• DATASET ROWS:
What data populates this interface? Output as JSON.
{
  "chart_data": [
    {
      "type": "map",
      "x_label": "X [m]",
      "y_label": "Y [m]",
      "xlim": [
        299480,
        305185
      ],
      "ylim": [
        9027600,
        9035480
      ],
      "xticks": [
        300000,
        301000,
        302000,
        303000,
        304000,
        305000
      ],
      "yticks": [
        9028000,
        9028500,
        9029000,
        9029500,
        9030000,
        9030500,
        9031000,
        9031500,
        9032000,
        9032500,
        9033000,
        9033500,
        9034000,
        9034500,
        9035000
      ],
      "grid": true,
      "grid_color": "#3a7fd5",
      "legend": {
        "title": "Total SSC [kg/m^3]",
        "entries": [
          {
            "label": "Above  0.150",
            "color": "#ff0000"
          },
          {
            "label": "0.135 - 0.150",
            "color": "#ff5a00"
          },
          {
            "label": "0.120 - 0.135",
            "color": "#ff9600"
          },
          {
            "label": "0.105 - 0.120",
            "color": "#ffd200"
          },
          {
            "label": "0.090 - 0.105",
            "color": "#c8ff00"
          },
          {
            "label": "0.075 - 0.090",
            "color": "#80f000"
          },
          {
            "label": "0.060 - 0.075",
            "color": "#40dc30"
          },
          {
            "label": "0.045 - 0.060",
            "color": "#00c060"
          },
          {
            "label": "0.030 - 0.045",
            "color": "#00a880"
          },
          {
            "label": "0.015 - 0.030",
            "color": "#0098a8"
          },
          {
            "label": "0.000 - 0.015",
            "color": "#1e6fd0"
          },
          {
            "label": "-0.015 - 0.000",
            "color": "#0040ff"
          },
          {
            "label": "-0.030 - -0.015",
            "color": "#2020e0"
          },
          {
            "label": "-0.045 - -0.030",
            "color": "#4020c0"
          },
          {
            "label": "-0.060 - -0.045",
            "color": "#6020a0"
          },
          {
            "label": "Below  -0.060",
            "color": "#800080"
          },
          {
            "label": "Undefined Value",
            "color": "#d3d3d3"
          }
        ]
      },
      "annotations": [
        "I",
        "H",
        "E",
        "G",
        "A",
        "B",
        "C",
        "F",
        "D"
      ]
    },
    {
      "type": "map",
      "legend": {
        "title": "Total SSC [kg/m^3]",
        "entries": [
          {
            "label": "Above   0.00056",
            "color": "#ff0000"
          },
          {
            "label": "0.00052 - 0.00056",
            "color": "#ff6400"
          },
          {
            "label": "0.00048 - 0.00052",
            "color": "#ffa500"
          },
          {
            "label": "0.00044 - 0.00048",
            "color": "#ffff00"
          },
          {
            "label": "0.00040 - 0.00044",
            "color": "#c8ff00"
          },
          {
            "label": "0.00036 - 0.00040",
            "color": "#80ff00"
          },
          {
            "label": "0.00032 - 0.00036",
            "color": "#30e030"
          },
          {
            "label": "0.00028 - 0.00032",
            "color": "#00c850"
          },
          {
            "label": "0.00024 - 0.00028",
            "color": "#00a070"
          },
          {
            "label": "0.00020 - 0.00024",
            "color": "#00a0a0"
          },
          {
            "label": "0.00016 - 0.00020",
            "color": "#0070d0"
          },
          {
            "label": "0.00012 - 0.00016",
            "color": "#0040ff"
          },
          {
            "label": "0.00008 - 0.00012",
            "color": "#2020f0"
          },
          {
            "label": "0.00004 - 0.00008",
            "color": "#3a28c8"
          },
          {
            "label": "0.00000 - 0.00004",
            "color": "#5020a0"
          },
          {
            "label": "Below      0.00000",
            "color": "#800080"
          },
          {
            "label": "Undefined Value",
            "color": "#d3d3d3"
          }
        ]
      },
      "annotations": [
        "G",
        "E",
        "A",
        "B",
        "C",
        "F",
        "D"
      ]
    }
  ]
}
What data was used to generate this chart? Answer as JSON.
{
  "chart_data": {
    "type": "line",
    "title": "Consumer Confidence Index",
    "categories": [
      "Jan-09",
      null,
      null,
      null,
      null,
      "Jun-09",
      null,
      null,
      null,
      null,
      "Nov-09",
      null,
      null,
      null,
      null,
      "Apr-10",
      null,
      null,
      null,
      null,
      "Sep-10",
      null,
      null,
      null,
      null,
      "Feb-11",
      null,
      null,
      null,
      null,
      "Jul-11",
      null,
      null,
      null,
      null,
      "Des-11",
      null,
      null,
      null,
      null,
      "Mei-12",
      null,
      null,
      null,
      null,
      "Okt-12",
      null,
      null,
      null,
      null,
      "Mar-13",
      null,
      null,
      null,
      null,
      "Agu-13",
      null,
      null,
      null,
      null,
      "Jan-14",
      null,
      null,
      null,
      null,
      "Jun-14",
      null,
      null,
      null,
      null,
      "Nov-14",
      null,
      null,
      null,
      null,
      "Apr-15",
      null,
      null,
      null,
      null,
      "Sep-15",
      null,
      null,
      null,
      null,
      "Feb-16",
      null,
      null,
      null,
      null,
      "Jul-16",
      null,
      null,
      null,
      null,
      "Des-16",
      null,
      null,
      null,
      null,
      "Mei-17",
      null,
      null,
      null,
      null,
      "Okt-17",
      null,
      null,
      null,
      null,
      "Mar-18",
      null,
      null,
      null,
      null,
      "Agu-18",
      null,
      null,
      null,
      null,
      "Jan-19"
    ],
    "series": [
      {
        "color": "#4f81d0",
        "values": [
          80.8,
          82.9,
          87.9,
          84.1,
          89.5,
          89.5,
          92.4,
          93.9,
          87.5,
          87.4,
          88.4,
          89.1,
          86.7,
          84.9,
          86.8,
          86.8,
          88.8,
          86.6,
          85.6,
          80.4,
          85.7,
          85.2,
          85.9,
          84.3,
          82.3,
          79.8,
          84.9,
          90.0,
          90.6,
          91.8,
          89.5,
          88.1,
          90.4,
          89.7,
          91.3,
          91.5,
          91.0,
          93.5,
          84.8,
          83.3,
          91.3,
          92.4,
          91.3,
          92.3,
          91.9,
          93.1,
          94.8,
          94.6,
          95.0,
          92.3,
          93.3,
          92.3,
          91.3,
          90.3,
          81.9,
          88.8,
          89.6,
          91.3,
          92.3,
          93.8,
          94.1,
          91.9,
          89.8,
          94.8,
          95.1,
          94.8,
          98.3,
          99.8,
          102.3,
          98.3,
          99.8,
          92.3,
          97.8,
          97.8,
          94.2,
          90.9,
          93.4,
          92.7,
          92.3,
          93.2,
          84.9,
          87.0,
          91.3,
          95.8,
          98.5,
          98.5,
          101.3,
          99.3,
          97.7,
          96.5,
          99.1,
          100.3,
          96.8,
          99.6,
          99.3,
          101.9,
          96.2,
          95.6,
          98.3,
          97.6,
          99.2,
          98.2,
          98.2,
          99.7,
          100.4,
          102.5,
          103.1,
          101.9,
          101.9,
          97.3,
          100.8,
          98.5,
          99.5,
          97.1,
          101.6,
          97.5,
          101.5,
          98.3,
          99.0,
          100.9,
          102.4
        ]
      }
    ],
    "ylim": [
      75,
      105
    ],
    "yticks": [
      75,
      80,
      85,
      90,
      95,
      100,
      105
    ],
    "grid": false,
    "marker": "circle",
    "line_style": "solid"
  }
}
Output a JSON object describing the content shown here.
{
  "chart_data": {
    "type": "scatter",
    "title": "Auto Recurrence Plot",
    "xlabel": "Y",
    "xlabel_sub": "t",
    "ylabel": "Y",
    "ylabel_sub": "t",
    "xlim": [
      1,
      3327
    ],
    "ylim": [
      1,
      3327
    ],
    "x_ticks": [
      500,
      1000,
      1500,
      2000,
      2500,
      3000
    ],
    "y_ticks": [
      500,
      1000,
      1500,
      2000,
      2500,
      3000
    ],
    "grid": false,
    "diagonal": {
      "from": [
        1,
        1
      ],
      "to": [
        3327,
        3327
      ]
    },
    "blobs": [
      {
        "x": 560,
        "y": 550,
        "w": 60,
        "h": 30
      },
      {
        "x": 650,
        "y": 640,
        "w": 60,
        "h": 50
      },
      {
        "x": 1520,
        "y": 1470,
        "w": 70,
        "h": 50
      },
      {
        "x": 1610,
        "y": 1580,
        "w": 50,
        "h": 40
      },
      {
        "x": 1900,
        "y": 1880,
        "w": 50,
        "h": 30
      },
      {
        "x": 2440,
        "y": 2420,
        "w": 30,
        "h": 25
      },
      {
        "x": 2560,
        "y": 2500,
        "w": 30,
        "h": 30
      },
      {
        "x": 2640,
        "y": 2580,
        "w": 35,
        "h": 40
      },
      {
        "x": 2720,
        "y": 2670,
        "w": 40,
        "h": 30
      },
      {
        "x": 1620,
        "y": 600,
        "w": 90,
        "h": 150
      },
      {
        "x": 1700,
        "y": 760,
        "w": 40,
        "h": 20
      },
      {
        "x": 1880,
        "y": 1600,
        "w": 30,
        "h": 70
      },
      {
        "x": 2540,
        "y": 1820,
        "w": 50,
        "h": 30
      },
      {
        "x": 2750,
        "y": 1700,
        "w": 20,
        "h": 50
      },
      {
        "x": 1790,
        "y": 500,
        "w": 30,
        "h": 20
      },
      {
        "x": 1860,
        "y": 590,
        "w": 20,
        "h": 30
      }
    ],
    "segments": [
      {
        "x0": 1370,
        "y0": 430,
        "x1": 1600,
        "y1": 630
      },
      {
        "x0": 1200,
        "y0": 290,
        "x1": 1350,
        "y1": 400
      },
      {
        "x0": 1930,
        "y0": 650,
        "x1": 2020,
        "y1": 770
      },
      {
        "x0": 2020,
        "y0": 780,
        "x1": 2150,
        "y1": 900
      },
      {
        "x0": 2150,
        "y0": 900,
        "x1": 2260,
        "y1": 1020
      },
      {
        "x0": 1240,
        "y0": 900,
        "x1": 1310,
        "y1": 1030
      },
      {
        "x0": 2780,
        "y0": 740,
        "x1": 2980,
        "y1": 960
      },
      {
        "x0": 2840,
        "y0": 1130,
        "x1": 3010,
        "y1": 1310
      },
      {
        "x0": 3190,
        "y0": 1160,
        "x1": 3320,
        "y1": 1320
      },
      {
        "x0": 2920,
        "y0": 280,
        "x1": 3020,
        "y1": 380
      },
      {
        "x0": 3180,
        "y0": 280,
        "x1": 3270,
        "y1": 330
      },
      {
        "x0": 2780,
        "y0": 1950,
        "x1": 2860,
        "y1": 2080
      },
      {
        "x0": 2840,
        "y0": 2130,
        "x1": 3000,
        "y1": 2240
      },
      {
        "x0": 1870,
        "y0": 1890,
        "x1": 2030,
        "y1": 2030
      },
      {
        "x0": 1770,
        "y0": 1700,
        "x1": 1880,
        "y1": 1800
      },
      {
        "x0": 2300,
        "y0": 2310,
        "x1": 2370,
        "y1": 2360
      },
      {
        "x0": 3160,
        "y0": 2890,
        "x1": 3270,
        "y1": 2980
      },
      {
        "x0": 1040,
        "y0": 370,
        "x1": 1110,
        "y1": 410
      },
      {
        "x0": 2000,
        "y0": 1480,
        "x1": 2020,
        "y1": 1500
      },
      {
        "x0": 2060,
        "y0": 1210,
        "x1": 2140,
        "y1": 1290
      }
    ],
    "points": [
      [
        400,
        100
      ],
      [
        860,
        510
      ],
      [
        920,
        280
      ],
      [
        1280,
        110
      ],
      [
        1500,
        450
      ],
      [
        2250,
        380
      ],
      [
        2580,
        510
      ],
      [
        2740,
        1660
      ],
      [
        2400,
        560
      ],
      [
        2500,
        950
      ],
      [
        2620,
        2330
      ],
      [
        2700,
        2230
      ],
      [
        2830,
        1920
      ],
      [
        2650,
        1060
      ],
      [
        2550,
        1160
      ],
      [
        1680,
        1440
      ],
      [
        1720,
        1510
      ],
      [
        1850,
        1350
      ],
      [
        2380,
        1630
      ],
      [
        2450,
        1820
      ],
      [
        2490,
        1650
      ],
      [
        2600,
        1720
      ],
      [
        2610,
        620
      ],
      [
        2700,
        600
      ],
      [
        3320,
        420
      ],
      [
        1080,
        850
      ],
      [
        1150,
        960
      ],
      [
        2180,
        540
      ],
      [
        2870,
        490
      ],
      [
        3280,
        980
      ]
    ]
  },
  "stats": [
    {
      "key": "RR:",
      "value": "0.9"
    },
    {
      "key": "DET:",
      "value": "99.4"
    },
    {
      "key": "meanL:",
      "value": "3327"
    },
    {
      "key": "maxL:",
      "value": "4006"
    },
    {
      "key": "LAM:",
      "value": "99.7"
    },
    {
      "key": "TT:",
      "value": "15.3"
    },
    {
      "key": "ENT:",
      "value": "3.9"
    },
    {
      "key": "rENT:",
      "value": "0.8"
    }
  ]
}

• PROBLEM REQUIREMENTS: Look through the entries above for the word "Output". Copy every line where it shows up.

• ANSWER IN FULL:
What data populates this interface? Output as JSON.
Output a JSON object describing the content shown here.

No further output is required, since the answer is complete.